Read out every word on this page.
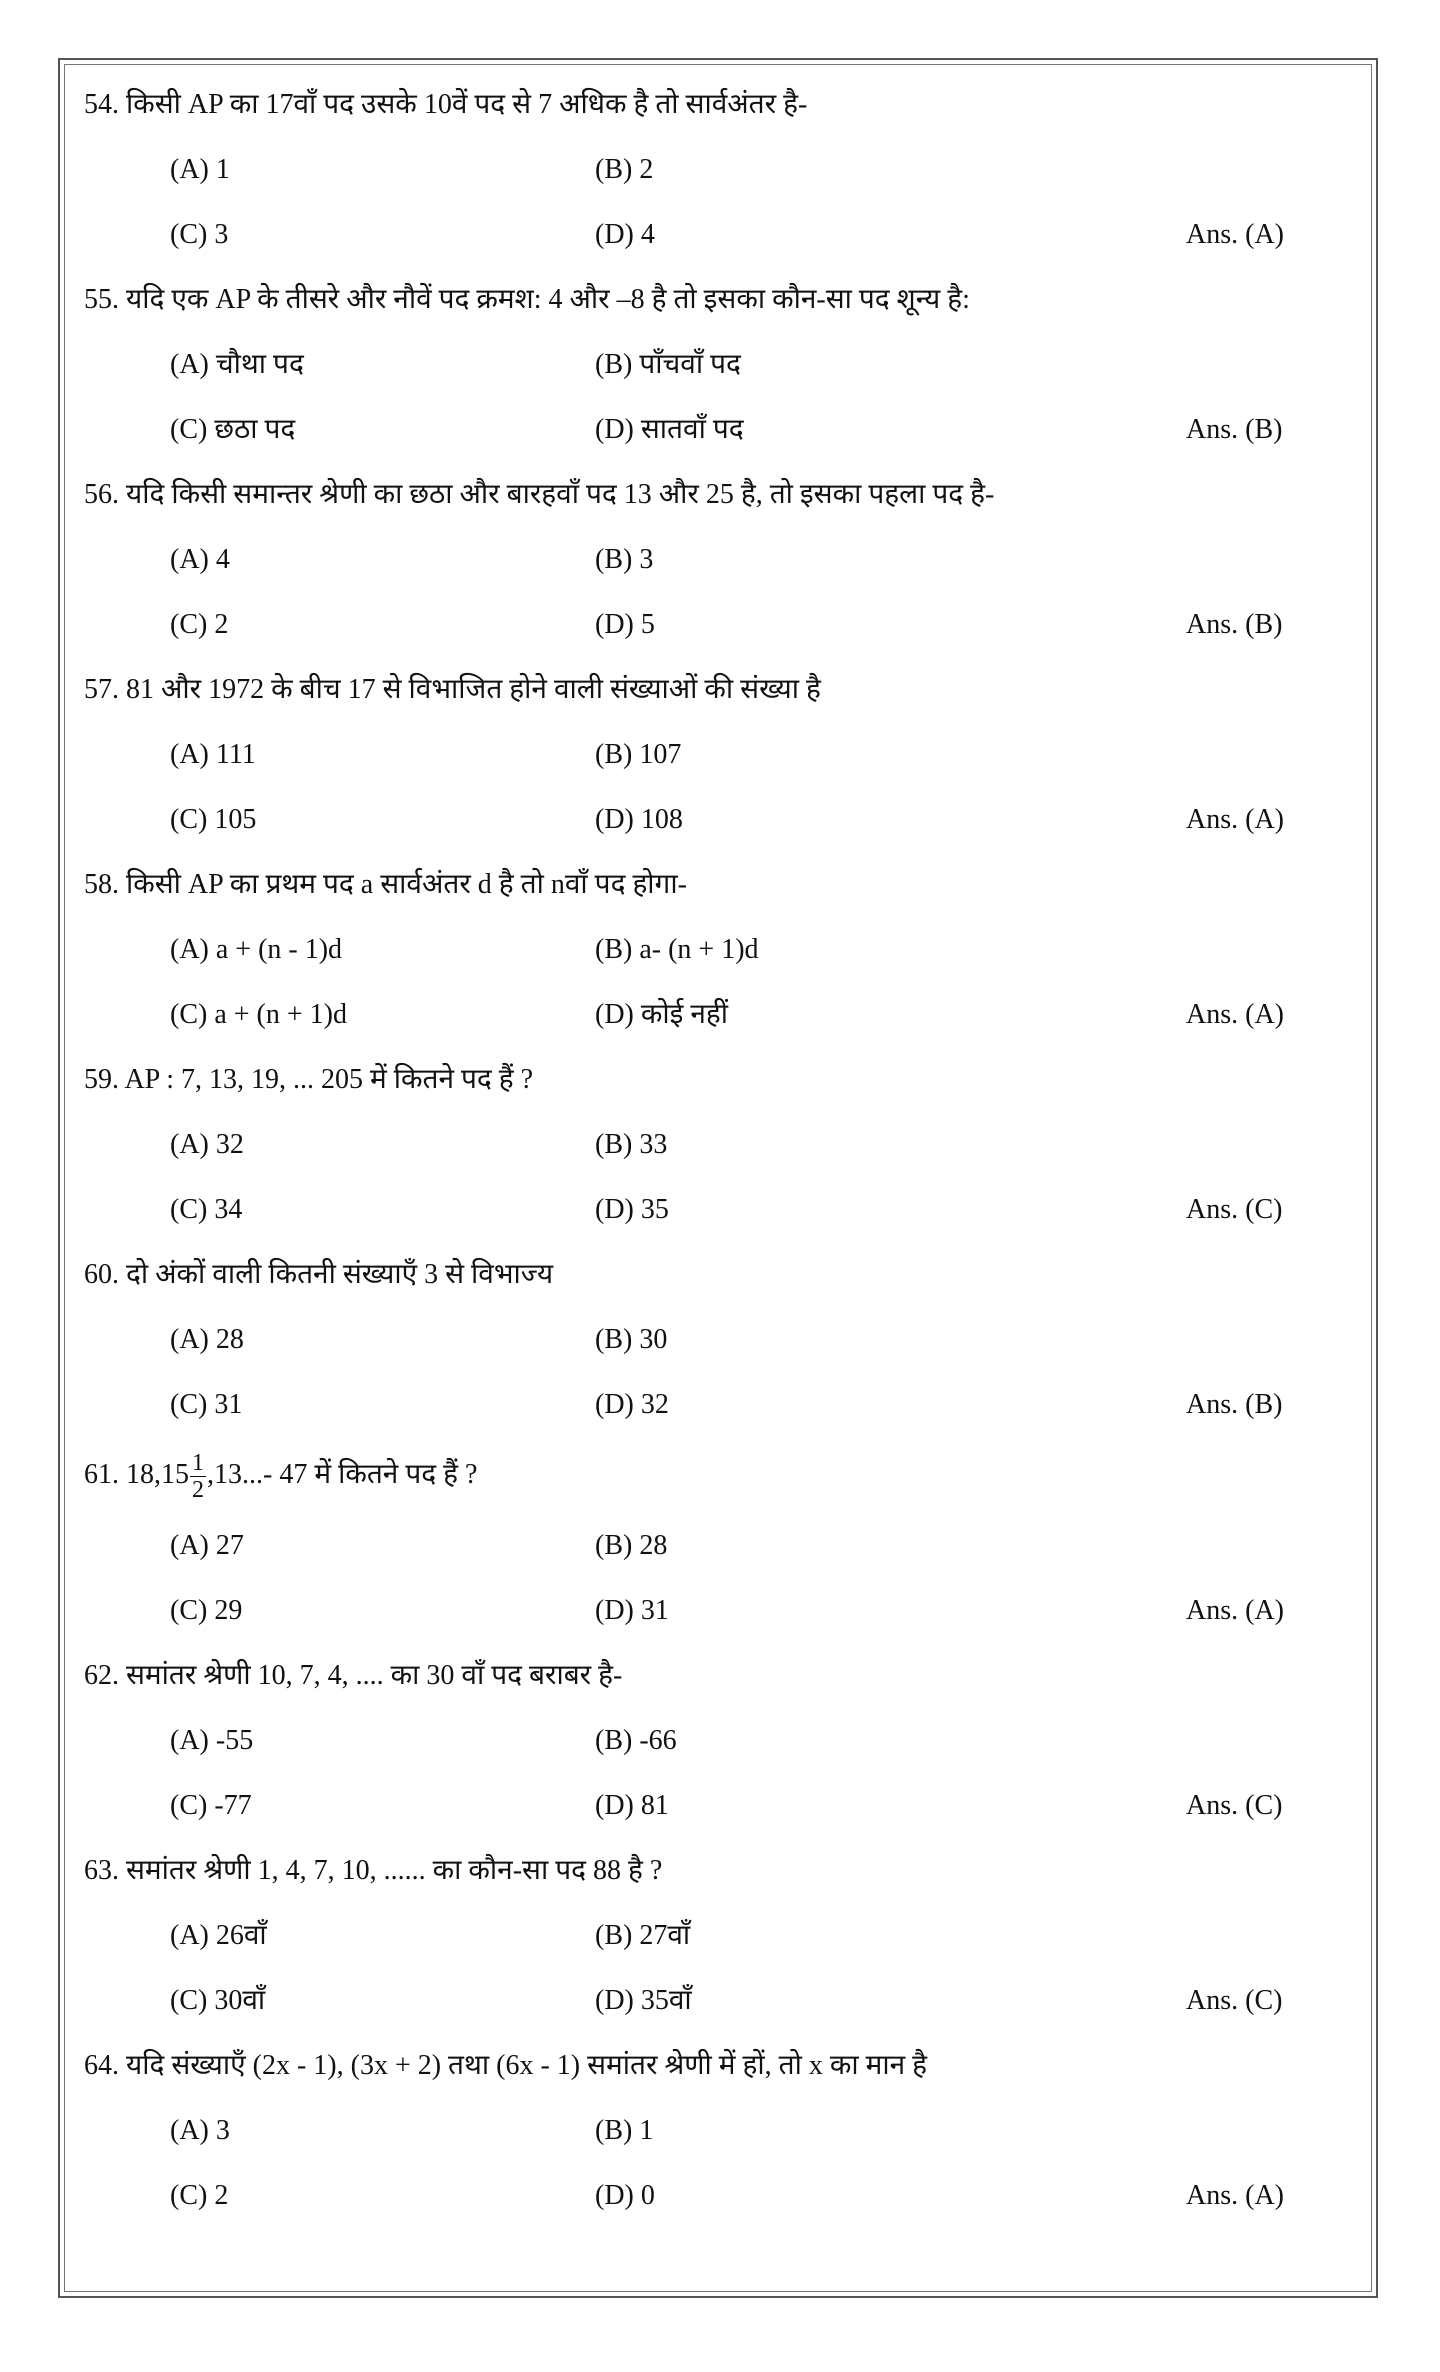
54. किसी AP का 17वाँ पद उसके 10वें पद से 7 अधिक है तो सार्वअंतर है-
(A) 1	(B) 2
(C) 3	(D) 4	Ans. (A)
55. यदि एक AP के तीसरे और नौवें पद क्रमश: 4 और –8 है तो इसका कौन-सा पद शून्य है:
(A) चौथा पद	(B) पाँचवाँ पद
(C) छठा पद	(D) सातवाँ पद	Ans. (B)
56. यदि किसी समान्तर श्रेणी का छठा और बारहवाँ पद 13 और 25 है, तो इसका पहला पद है-
(A) 4	(B) 3
(C) 2	(D) 5	Ans. (B)
57. 81 और 1972 के बीच 17 से विभाजित होने वाली संख्याओं की संख्या है
(A) 111	(B) 107
(C) 105	(D) 108	Ans. (A)
58. किसी AP का प्रथम पद a सार्वअंतर d है तो nवाँ पद होगा-
(A) a + (n - 1)d	(B) a- (n + 1)d
(C) a + (n + 1)d	(D) कोई नहीं	Ans. (A)
59. AP : 7, 13, 19, ... 205 में कितने पद हैं ?
(A) 32	(B) 33
(C) 34	(D) 35	Ans. (C)
60. दो अंकों वाली कितनी संख्याएँ 3 से विभाज्य
(A) 28	(B) 30
(C) 31	(D) 32	Ans. (B)
61. $18,15 \frac{1}{2} ,13...-$ 47 में कितने पद हैं ?
(A) 27	(B) 28
(C) 29	(D) 31	Ans. (A)
62. समांतर श्रेणी 10, 7, 4, .... का 30 वाँ पद बराबर है-
(A) -55	(B) -66
(C) -77	(D) 81	Ans. (C)
63. समांतर श्रेणी 1, 4, 7, 10, ...... का कौन-सा पद 88 है ?
(A) 26वाँ	(B) 27वाँ
(C) 30वाँ	(D) 35वाँ	Ans. (C)
64. यदि संख्याएँ (2x - 1), (3x + 2) तथा (6x - 1) समांतर श्रेणी में हों, तो x का मान है
(A) 3	(B) 1
(C) 2	(D) 0	Ans. (A)
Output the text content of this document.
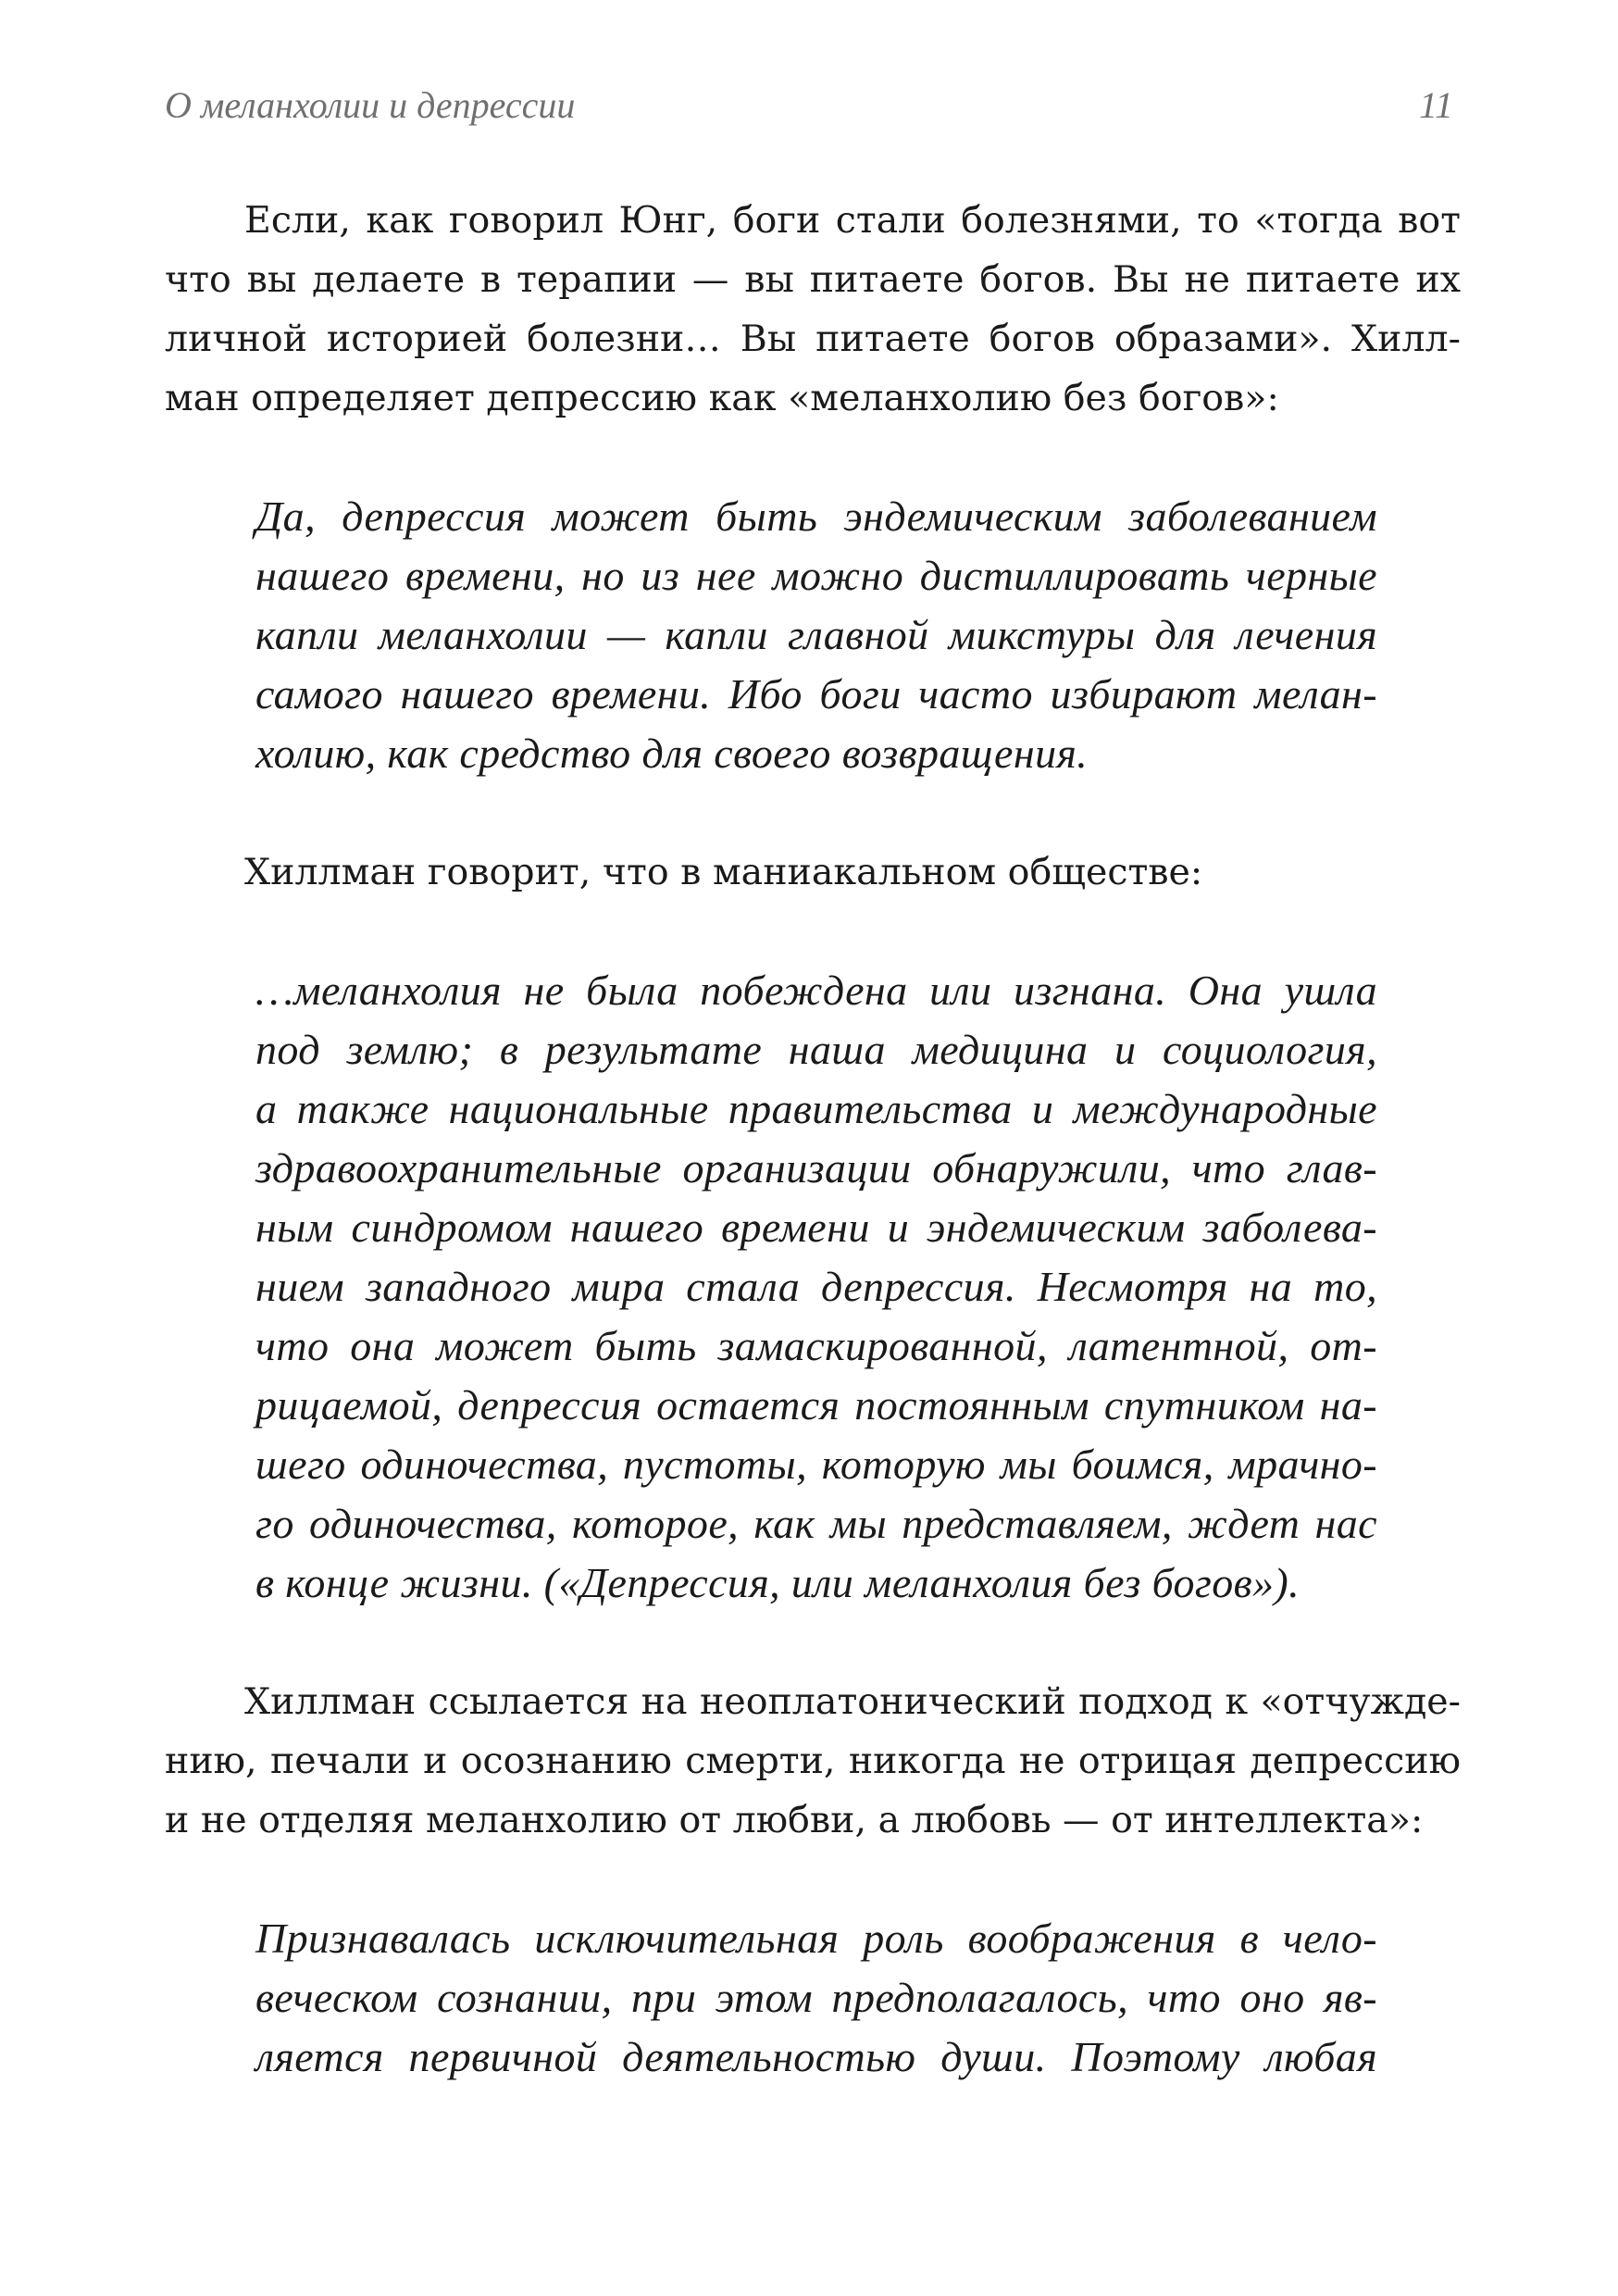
О меланхолии и депрессии	11
Если, как говорил Юнг, боги стали болезнями, то «тогда вот
что вы делаете в терапии — вы питаете богов. Вы не питаете их
личной историей болезни… Вы питаете богов образами». Хилл-
ман определяет депрессию как «меланхолию без богов»:
Да, депрессия может быть эндемическим заболеванием
нашего времени, но из нее можно дистиллировать черные
капли меланхолии — капли главной микстуры для лечения
самого нашего времени. Ибо боги часто избирают мелан-
холию, как средство для своего возвращения.
Хиллман говорит, что в маниакальном обществе:
…меланхолия не была побеждена или изгнана. Она ушла
под землю; в результате наша медицина и социология,
а также национальные правительства и международные
здравоохранительные организации обнаружили, что глав-
ным синдромом нашего времени и эндемическим заболева-
нием западного мира стала депрессия. Несмотря на то,
что она может быть замаскированной, латентной, от-
рицаемой, депрессия остается постоянным спутником на-
шего одиночества, пустоты, которую мы боимся, мрачно-
го одиночества, которое, как мы представляем, ждет нас
в конце жизни. («Депрессия, или меланхолия без богов»).
Хиллман ссылается на неоплатонический подход к «отчужде-
нию, печали и осознанию смерти, никогда не отрицая депрессию
и не отделяя меланхолию от любви, а любовь — от интеллекта»:
Признавалась исключительная роль воображения в чело-
веческом сознании, при этом предполагалось, что оно яв-
ляется первичной деятельностью души. Поэтому любая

# Work to do
Write out the listing word for word, omitting the pictures it holds.

# Response to this task
Read out every word on this page.
54. किसी AP का 17वाँ पद उसके 10वें पद से 7 अधिक है तो सार्वअंतर है-
(A) 1	(B) 2
(C) 3	(D) 4	Ans. (A)
55. यदि एक AP के तीसरे और नौवें पद क्रमश: 4 और –8 है तो इसका कौन-सा पद शून्य है:
(A) चौथा पद	(B) पाँचवाँ पद
(C) छठा पद	(D) सातवाँ पद	Ans. (B)
56. यदि किसी समान्तर श्रेणी का छठा और बारहवाँ पद 13 और 25 है, तो इसका पहला पद है-
(A) 4	(B) 3
(C) 2	(D) 5	Ans. (B)
57. 81 और 1972 के बीच 17 से विभाजित होने वाली संख्याओं की संख्या है
(A) 111	(B) 107
(C) 105	(D) 108	Ans. (A)
58. किसी AP का प्रथम पद a सार्वअंतर d है तो nवाँ पद होगा-
(A) a + (n - 1)d	(B) a- (n + 1)d
(C) a + (n + 1)d	(D) कोई नहीं	Ans. (A)
59. AP : 7, 13, 19, ... 205 में कितने पद हैं ?
(A) 32	(B) 33
(C) 34	(D) 35	Ans. (C)
60. दो अंकों वाली कितनी संख्याएँ 3 से विभाज्य
(A) 28	(B) 30
(C) 31	(D) 32	Ans. (B)
61. $18,15 \frac{1}{2} ,13...-$ 47 में कितने पद हैं ?
(A) 27	(B) 28
(C) 29	(D) 31	Ans. (A)
62. समांतर श्रेणी 10, 7, 4, .... का 30 वाँ पद बराबर है-
(A) -55	(B) -66
(C) -77	(D) 81	Ans. (C)
63. समांतर श्रेणी 1, 4, 7, 10, ...... का कौन-सा पद 88 है ?
(A) 26वाँ	(B) 27वाँ
(C) 30वाँ	(D) 35वाँ	Ans. (C)
64. यदि संख्याएँ (2x - 1), (3x + 2) तथा (6x - 1) समांतर श्रेणी में हों, तो x का मान है
(A) 3	(B) 1
(C) 2	(D) 0	Ans. (A)
Output the text content of this document.
О меланхолии и депрессии	11
Если, как говорил Юнг, боги стали болезнями, то «тогда вот
что вы делаете в терапии — вы питаете богов. Вы не питаете их
личной историей болезни… Вы питаете богов образами». Хилл-
ман определяет депрессию как «меланхолию без богов»:
Да, депрессия может быть эндемическим заболеванием
нашего времени, но из нее можно дистиллировать черные
капли меланхолии — капли главной микстуры для лечения
самого нашего времени. Ибо боги часто избирают мелан-
холию, как средство для своего возвращения.
Хиллман говорит, что в маниакальном обществе:
…меланхолия не была побеждена или изгнана. Она ушла
под землю; в результате наша медицина и социология,
а также национальные правительства и международные
здравоохранительные организации обнаружили, что глав-
ным синдромом нашего времени и эндемическим заболева-
нием западного мира стала депрессия. Несмотря на то,
что она может быть замаскированной, латентной, от-
рицаемой, депрессия остается постоянным спутником на-
шего одиночества, пустоты, которую мы боимся, мрачно-
го одиночества, которое, как мы представляем, ждет нас
в конце жизни. («Депрессия, или меланхолия без богов»).
Хиллман ссылается на неоплатонический подход к «отчужде-
нию, печали и осознанию смерти, никогда не отрицая депрессию
и не отделяя меланхолию от любви, а любовь — от интеллекта»:
Признавалась исключительная роль воображения в чело-
веческом сознании, при этом предполагалось, что оно яв-
ляется первичной деятельностью души. Поэтому любая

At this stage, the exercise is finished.